__THE INPUT__.
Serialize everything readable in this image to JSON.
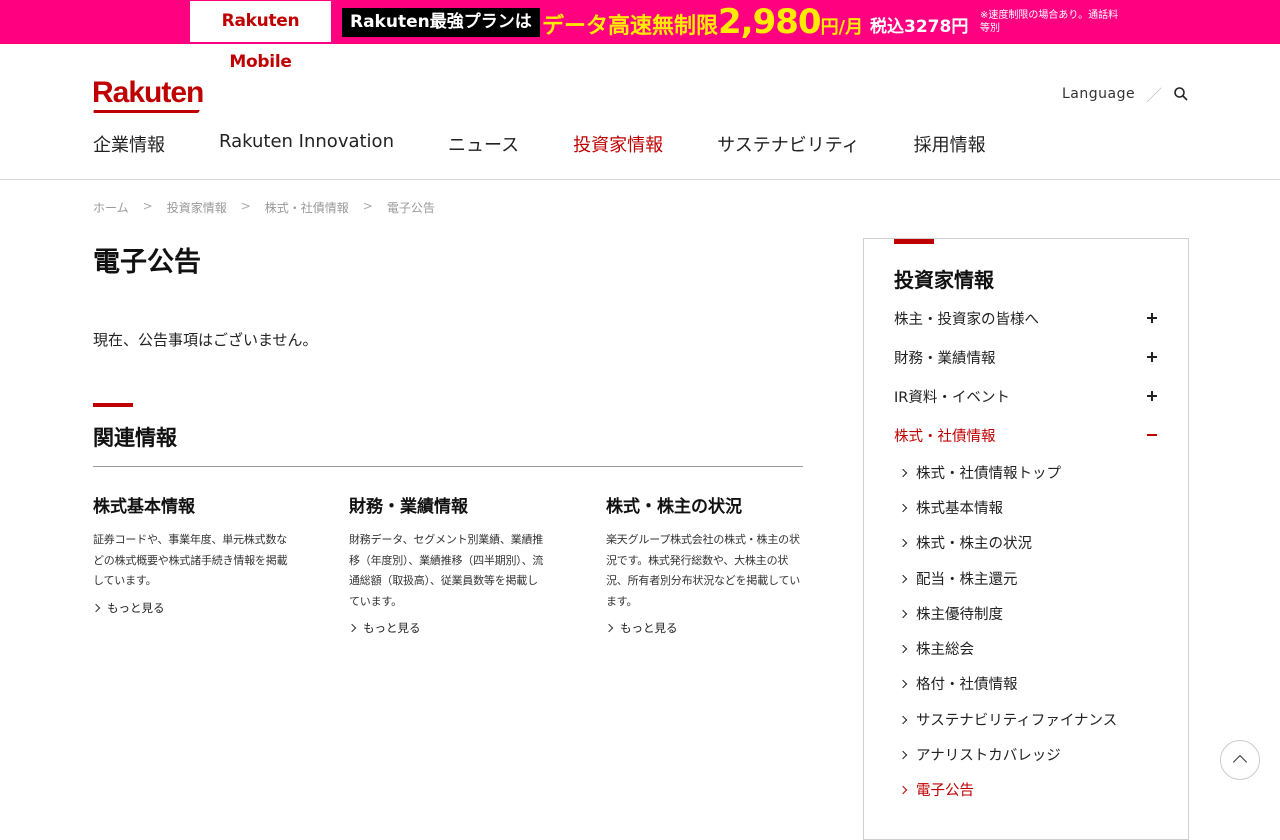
{
  "promo": {
    "logo": "Rakuten Mobile",
    "plan": "Rakuten最強プランは",
    "copy": "データ高速無制限",
    "price": "2,980",
    "unit": "円/月",
    "tax": "税込3278円",
    "note": "※速度制限の場合あり。通話料等別"
  },
  "header": {
    "logo": "Rakuten",
    "language": "Language",
    "slash": "／",
    "nav": [
      "企業情報",
      "Rakuten Innovation",
      "ニュース",
      "投資家情報",
      "サステナビリティ",
      "採用情報"
    ],
    "active_nav": "投資家情報"
  },
  "breadcrumb": [
    "ホーム",
    "投資家情報",
    "株式・社債情報",
    "電子公告"
  ],
  "main": {
    "title": "電子公告",
    "notice": "現在、公告事項はございません。",
    "related_title": "関連情報",
    "cards": [
      {
        "title": "株式基本情報",
        "desc": "証券コードや、事業年度、単元株式数などの株式概要や株式諸手続き情報を掲載しています。",
        "more": "もっと見る"
      },
      {
        "title": "財務・業績情報",
        "desc": "財務データ、セグメント別業績、業績推移（年度別）、業績推移（四半期別）、流通総額（取扱高）、従業員数等を掲載しています。",
        "more": "もっと見る"
      },
      {
        "title": "株式・株主の状況",
        "desc": "楽天グループ株式会社の株式・株主の状況です。株式発行総数や、大株主の状況、所有者別分布状況などを掲載しています。",
        "more": "もっと見る"
      }
    ]
  },
  "side": {
    "title": "投資家情報",
    "items": [
      {
        "label": "株主・投資家の皆様へ",
        "state": "collapsed"
      },
      {
        "label": "財務・業績情報",
        "state": "collapsed"
      },
      {
        "label": "IR資料・イベント",
        "state": "collapsed"
      },
      {
        "label": "株式・社債情報",
        "state": "expanded"
      }
    ],
    "sub_items": [
      "株式・社債情報トップ",
      "株式基本情報",
      "株式・株主の状況",
      "配当・株主還元",
      "株主優待制度",
      "株主総会",
      "格付・社債情報",
      "サステナビリティファイナンス",
      "アナリストカバレッジ",
      "電子公告"
    ],
    "active_sub": "電子公告"
  },
  "colors": {
    "brand": "#bf0000",
    "promo_bg": "#ff0080",
    "promo_yellow": "#ffeb00"
  }
}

__THE TASK__.
Copy the data word for word. Pictures do not go in the copy.

__RESULT__.
Serialize everything readable in this image to JSON.
{
  "promo": {
    "logo": "Rakuten Mobile",
    "plan": "Rakuten最強プランは",
    "copy": "データ高速無制限",
    "price": "2,980",
    "unit": "円/月",
    "tax": "税込3278円",
    "note": "※速度制限の場合あり。通話料等別"
  },
  "header": {
    "logo": "Rakuten",
    "language": "Language",
    "slash": "／",
    "nav": [
      "企業情報",
      "Rakuten Innovation",
      "ニュース",
      "投資家情報",
      "サステナビリティ",
      "採用情報"
    ],
    "active_nav": "投資家情報"
  },
  "breadcrumb": [
    "ホーム",
    "投資家情報",
    "株式・社債情報",
    "電子公告"
  ],
  "main": {
    "title": "電子公告",
    "notice": "現在、公告事項はございません。",
    "related_title": "関連情報",
    "cards": [
      {
        "title": "株式基本情報",
        "desc": "証券コードや、事業年度、単元株式数などの株式概要や株式諸手続き情報を掲載しています。",
        "more": "もっと見る"
      },
      {
        "title": "財務・業績情報",
        "desc": "財務データ、セグメント別業績、業績推移（年度別）、業績推移（四半期別）、流通総額（取扱高）、従業員数等を掲載しています。",
        "more": "もっと見る"
      },
      {
        "title": "株式・株主の状況",
        "desc": "楽天グループ株式会社の株式・株主の状況です。株式発行総数や、大株主の状況、所有者別分布状況などを掲載しています。",
        "more": "もっと見る"
      }
    ]
  },
  "side": {
    "title": "投資家情報",
    "items": [
      {
        "label": "株主・投資家の皆様へ",
        "state": "collapsed"
      },
      {
        "label": "財務・業績情報",
        "state": "collapsed"
      },
      {
        "label": "IR資料・イベント",
        "state": "collapsed"
      },
      {
        "label": "株式・社債情報",
        "state": "expanded"
      }
    ],
    "sub_items": [
      "株式・社債情報トップ",
      "株式基本情報",
      "株式・株主の状況",
      "配当・株主還元",
      "株主優待制度",
      "株主総会",
      "格付・社債情報",
      "サステナビリティファイナンス",
      "アナリストカバレッジ",
      "電子公告"
    ],
    "active_sub": "電子公告"
  },
  "colors": {
    "brand": "#bf0000",
    "promo_bg": "#ff0080",
    "promo_yellow": "#ffeb00"
  }
}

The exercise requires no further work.